● EXERCISE AIM
Check each line of the records below and collect those holding "dans".

● MATERIAL SUPPLIED
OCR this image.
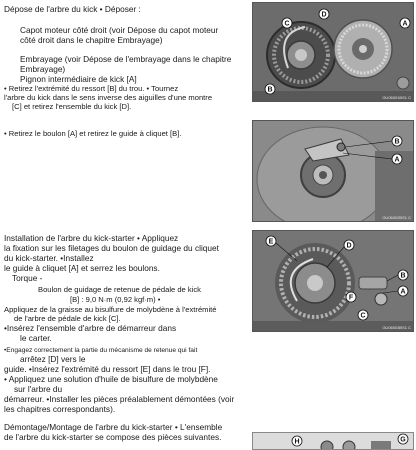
Dépose de l'arbre du kick • Déposer :
Capot moteur côté droit (voir Dépose du capot moteur
côté droit dans le chapitre Embrayage)
Embrayage (voir Dépose de l'embrayage dans le chapitre
Embrayage)
Pignon intermédiaire de kick [A]
• Retirez l'extrémité du ressort [B] du trou. • Tournez
l'arbre du kick dans le sens inverse des aiguilles d'une montre
[C] et retirez l'ensemble du kick [D].
• Retirez le boulon [A] et retirez le guide à cliquet [B].
Installation de l'arbre du kick-starter • Appliquez
la fixation sur les filetages du boulon de guidage du cliquet
du kick-starter. •Installez
le guide à cliquet [A] et serrez les boulons.
Torque -
Boulon de guidage de retenue de pédale de kick
[B] : 9,0 N·m (0,92 kgf·m) •
Appliquez de la graisse au bisulfure de molybdène à l'extrémité
de l'arbre de pédale de kick [C].
•Insérez l'ensemble d'arbre de démarreur dans
le carter.
•Engagez correctement la partie du mécanisme de retenue qui fait
arrêtez [D] vers le
guide. •Insérez l'extrémité du ressort [E] dans le trou [F].
• Appliquez une solution d'huile de bisulfure de molybdène
sur l'arbre du
démarreur. •Installer les pièces préalablement démontées (voir
les chapitres correspondants).
Démontage/Montage de l'arbre du kick-starter • L'ensemble
de l'arbre du kick-starter se compose des pièces suivantes.
D
A
C
B
GU06001BS1 C
B
A
GU06002BS1 C
E
D
B
A
F
C
GU06003BS1 C
H	G
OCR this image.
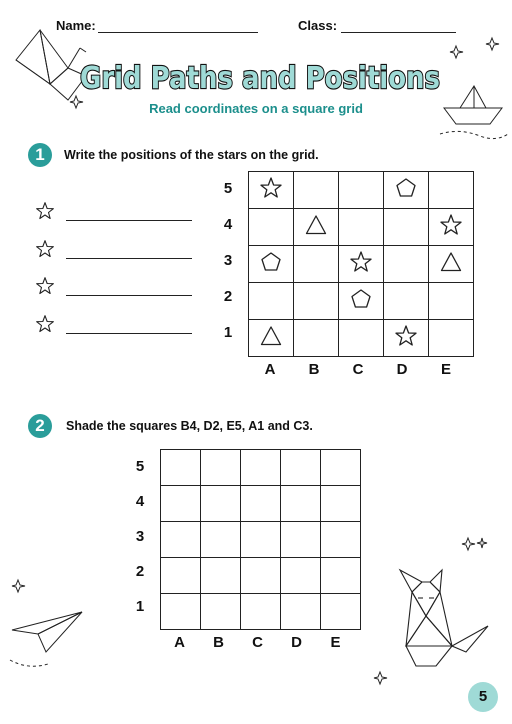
Name:	Class:
Grid Paths and Positions
Read coordinates on a square grid
1	Write the positions of the stars on the grid.
5
4
3
2
1

A	B	C	D	E
2	Shade the squares B4, D2, E5, A1 and C3.
5
4
3
2
1

A	B	C	D	E
5
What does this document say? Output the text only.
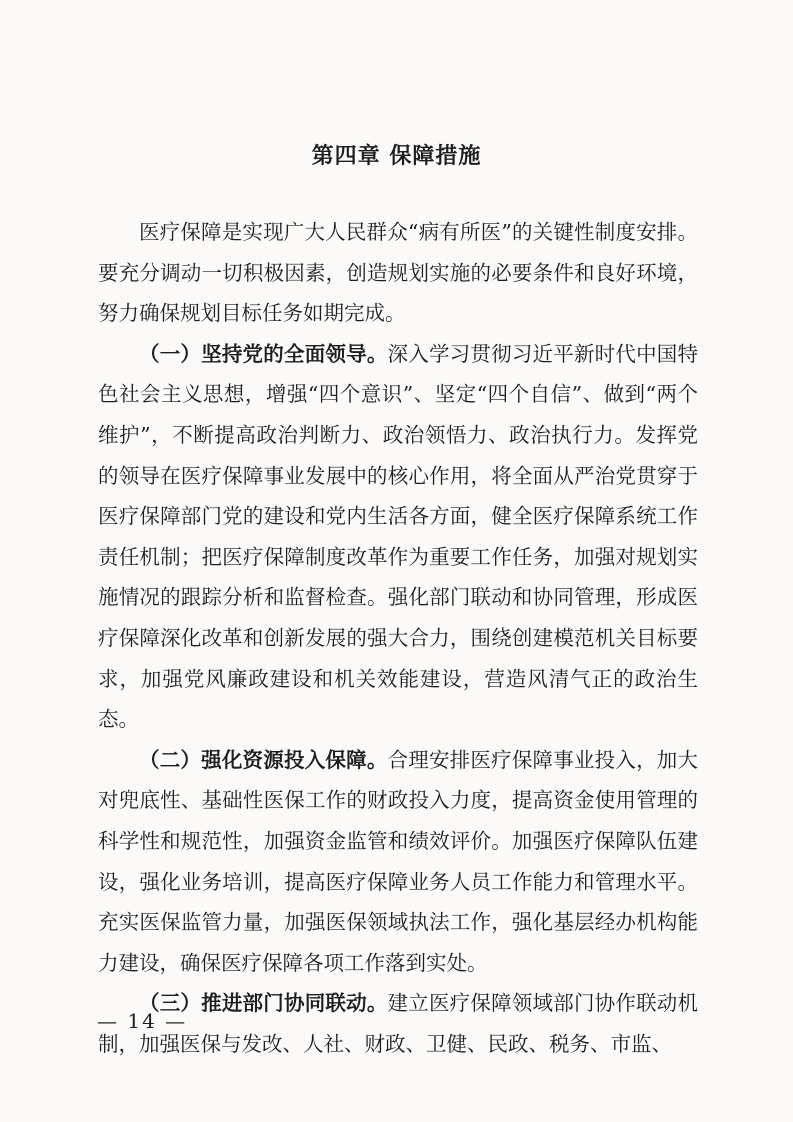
第四章 保障措施

医疗保障是实现广大人民群众“病有所医”的关键性制度安排。要充分调动一切积极因素，创造规划实施的必要条件和良好环境，努力确保规划目标任务如期完成。

（一）坚持党的全面领导。深入学习贯彻习近平新时代中国特色社会主义思想，增强“四个意识”、坚定“四个自信”、做到“两个维护”，不断提高政治判断力、政治领悟力、政治执行力。发挥党的领导在医疗保障事业发展中的核心作用，将全面从严治党贯穿于医疗保障部门党的建设和党内生活各方面，健全医疗保障系统工作责任机制；把医疗保障制度改革作为重要工作任务，加强对规划实施情况的跟踪分析和监督检查。强化部门联动和协同管理，形成医疗保障深化改革和创新发展的强大合力，围绕创建模范机关目标要求，加强党风廉政建设和机关效能建设，营造风清气正的政治生态。

（二）强化资源投入保障。合理安排医疗保障事业投入，加大对兜底性、基础性医保工作的财政投入力度，提高资金使用管理的科学性和规范性，加强资金监管和绩效评价。加强医疗保障队伍建设，强化业务培训，提高医疗保障业务人员工作能力和管理水平。充实医保监管力量，加强医保领域执法工作，强化基层经办机构能力建设，确保医疗保障各项工作落到实处。

（三）推进部门协同联动。建立医疗保障领域部门协作联动机制，加强医保与发改、人社、财政、卫健、民政、税务、市监、

— 14 —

● SOLUTION FOR THIS EXERCISE
côté droit dans le chapitre Embrayage)
Embrayage (voir Dépose de l'embrayage dans le chapitre
l'arbre du kick dans le sens inverse des aiguilles d'une montre
•Insérez l'ensemble d'arbre de démarreur dans
guide. •Insérez l'extrémité du ressort [E] dans le trou [F].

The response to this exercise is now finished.